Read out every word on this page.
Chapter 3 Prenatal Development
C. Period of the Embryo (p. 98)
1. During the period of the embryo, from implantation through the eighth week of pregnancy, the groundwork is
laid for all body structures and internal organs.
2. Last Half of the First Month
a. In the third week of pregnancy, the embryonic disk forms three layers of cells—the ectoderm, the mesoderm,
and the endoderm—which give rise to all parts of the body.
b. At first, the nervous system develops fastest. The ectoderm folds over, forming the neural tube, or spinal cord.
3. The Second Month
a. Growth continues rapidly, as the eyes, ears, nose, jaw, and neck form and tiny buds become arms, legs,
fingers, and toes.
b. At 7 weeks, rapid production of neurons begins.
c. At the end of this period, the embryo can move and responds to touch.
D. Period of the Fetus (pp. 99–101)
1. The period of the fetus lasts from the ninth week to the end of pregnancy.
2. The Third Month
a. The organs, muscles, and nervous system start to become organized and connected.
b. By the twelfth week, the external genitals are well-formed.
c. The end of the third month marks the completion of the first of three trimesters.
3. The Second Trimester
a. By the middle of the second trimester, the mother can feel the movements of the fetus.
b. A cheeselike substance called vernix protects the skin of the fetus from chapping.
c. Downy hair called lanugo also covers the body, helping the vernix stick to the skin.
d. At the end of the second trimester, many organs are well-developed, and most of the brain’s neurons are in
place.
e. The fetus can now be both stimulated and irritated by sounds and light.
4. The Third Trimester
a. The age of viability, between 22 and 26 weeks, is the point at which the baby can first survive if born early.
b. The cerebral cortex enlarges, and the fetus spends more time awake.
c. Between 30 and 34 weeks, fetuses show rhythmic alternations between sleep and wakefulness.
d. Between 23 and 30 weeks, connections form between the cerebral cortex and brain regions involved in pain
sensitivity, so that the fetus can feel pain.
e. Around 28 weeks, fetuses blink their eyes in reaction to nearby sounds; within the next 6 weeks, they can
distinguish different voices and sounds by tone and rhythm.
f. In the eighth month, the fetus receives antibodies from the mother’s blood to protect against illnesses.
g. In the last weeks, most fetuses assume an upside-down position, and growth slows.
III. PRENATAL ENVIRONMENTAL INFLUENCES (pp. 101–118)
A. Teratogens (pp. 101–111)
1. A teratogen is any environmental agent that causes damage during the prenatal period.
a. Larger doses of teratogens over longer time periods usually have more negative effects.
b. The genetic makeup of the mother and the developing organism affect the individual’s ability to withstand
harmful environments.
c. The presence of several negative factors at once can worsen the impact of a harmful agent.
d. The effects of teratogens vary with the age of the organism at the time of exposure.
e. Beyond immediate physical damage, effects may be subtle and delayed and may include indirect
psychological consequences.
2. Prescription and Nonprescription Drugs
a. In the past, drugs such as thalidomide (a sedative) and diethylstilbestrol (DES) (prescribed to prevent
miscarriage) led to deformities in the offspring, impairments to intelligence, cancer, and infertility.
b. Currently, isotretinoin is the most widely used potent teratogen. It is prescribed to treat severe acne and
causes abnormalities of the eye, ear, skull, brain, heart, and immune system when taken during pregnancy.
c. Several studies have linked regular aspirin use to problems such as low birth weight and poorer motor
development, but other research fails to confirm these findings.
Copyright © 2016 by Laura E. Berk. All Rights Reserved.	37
▬▬▬▬▬▬
▶ [Exercise brief]:
Search the material above for the string "such", and copy every line in which it turns up.

▶ [Expected output]:
a. In the past, drugs such as thalidomide (a sedative) and diethylstilbestrol (DES) (prescribed to prevent
c. Several studies have linked regular aspirin use to problems such as low birth weight and poorer motor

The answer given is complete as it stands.